Start Given records

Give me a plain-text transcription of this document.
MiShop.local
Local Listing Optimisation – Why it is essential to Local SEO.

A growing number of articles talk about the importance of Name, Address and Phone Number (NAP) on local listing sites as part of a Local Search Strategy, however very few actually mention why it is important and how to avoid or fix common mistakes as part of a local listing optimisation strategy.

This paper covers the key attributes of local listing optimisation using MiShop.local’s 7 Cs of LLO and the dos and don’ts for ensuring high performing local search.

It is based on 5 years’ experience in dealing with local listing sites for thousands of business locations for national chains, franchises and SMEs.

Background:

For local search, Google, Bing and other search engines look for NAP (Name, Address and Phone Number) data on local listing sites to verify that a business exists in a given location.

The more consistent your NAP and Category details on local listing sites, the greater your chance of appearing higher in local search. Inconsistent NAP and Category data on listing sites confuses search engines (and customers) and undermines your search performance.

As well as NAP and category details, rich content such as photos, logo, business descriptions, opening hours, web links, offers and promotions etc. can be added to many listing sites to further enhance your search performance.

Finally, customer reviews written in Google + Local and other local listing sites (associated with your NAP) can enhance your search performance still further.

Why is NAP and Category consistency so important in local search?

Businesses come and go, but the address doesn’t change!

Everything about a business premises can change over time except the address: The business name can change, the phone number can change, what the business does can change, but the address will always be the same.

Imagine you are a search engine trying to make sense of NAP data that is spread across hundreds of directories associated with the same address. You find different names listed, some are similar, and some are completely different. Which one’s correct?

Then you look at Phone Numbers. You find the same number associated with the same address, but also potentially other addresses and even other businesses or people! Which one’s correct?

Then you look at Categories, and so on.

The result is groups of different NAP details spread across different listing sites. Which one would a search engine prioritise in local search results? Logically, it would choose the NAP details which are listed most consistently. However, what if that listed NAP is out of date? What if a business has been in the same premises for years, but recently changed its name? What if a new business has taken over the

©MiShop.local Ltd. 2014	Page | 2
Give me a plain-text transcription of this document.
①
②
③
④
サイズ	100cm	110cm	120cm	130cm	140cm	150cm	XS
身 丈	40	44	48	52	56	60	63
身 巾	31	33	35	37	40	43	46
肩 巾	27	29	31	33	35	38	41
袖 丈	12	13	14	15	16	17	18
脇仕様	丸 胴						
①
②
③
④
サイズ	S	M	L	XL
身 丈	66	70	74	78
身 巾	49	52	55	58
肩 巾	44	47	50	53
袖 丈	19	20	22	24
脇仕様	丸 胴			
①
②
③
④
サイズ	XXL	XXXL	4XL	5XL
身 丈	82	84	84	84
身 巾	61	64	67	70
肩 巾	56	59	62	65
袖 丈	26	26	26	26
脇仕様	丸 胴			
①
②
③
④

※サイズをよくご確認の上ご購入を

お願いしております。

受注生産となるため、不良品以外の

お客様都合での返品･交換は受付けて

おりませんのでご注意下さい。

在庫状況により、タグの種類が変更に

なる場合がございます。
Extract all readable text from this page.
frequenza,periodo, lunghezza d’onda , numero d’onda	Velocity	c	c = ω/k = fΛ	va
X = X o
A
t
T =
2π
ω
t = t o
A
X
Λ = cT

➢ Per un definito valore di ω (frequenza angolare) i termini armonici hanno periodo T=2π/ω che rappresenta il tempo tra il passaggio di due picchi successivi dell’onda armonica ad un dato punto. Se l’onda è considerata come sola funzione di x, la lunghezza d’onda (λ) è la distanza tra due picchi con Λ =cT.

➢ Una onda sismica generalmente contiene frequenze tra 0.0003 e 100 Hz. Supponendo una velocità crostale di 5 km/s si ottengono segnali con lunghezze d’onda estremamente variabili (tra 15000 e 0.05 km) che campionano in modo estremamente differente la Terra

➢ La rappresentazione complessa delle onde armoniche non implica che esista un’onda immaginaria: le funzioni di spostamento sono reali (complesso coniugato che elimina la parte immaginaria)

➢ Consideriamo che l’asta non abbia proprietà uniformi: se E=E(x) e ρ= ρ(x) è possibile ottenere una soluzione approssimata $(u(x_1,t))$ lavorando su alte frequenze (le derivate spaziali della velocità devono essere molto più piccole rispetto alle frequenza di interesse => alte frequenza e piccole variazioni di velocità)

End Given records

* The request: Write out all the entries exactly.

* Solution below:
Give me a plain-text transcription of this document.
MiShop.local
Local Listing Optimisation – Why it is essential to Local SEO.

A growing number of articles talk about the importance of Name, Address and Phone Number (NAP) on local listing sites as part of a Local Search Strategy, however very few actually mention why it is important and how to avoid or fix common mistakes as part of a local listing optimisation strategy.

This paper covers the key attributes of local listing optimisation using MiShop.local’s 7 Cs of LLO and the dos and don’ts for ensuring high performing local search.

It is based on 5 years’ experience in dealing with local listing sites for thousands of business locations for national chains, franchises and SMEs.

Background:

For local search, Google, Bing and other search engines look for NAP (Name, Address and Phone Number) data on local listing sites to verify that a business exists in a given location.

The more consistent your NAP and Category details on local listing sites, the greater your chance of appearing higher in local search. Inconsistent NAP and Category data on listing sites confuses search engines (and customers) and undermines your search performance.

As well as NAP and category details, rich content such as photos, logo, business descriptions, opening hours, web links, offers and promotions etc. can be added to many listing sites to further enhance your search performance.

Finally, customer reviews written in Google + Local and other local listing sites (associated with your NAP) can enhance your search performance still further.

Why is NAP and Category consistency so important in local search?

Businesses come and go, but the address doesn’t change!

Everything about a business premises can change over time except the address: The business name can change, the phone number can change, what the business does can change, but the address will always be the same.

Imagine you are a search engine trying to make sense of NAP data that is spread across hundreds of directories associated with the same address. You find different names listed, some are similar, and some are completely different. Which one’s correct?

Then you look at Phone Numbers. You find the same number associated with the same address, but also potentially other addresses and even other businesses or people! Which one’s correct?

Then you look at Categories, and so on.

The result is groups of different NAP details spread across different listing sites. Which one would a search engine prioritise in local search results? Logically, it would choose the NAP details which are listed most consistently. However, what if that listed NAP is out of date? What if a business has been in the same premises for years, but recently changed its name? What if a new business has taken over the

©MiShop.local Ltd. 2014	Page | 2
Give me a plain-text transcription of this document.
①
②
③
④
サイズ	100cm	110cm	120cm	130cm	140cm	150cm	XS
身 丈	40	44	48	52	56	60	63
身 巾	31	33	35	37	40	43	46
肩 巾	27	29	31	33	35	38	41
袖 丈	12	13	14	15	16	17	18
脇仕様	丸 胴						
①
②
③
④
サイズ	S	M	L	XL
身 丈	66	70	74	78
身 巾	49	52	55	58
肩 巾	44	47	50	53
袖 丈	19	20	22	24
脇仕様	丸 胴			
①
②
③
④
サイズ	XXL	XXXL	4XL	5XL
身 丈	82	84	84	84
身 巾	61	64	67	70
肩 巾	56	59	62	65
袖 丈	26	26	26	26
脇仕様	丸 胴			
①
②
③
④

※サイズをよくご確認の上ご購入を

お願いしております。

受注生産となるため、不良品以外の

お客様都合での返品･交換は受付けて

おりませんのでご注意下さい。

在庫状況により、タグの種類が変更に

なる場合がございます。
Extract all readable text from this page.
frequenza,periodo, lunghezza d’onda , numero d’onda	Velocity	c	c = ω/k = fΛ	va
X = X o
A
t
T =
2π
ω
t = t o
A
X
Λ = cT

➢ Per un definito valore di ω (frequenza angolare) i termini armonici hanno periodo T=2π/ω che rappresenta il tempo tra il passaggio di due picchi successivi dell’onda armonica ad un dato punto. Se l’onda è considerata come sola funzione di x, la lunghezza d’onda (λ) è la distanza tra due picchi con Λ =cT.

➢ Una onda sismica generalmente contiene frequenze tra 0.0003 e 100 Hz. Supponendo una velocità crostale di 5 km/s si ottengono segnali con lunghezze d’onda estremamente variabili (tra 15000 e 0.05 km) che campionano in modo estremamente differente la Terra

➢ La rappresentazione complessa delle onde armoniche non implica che esista un’onda immaginaria: le funzioni di spostamento sono reali (complesso coniugato che elimina la parte immaginaria)

➢ Consideriamo che l’asta non abbia proprietà uniformi: se E=E(x) e ρ= ρ(x) è possibile ottenere una soluzione approssimata $(u(x_1,t))$ lavorando su alte frequenze (le derivate spaziali della velocità devono essere molto più piccole rispetto alle frequenza di interesse => alte frequenza e piccole variazioni di velocità)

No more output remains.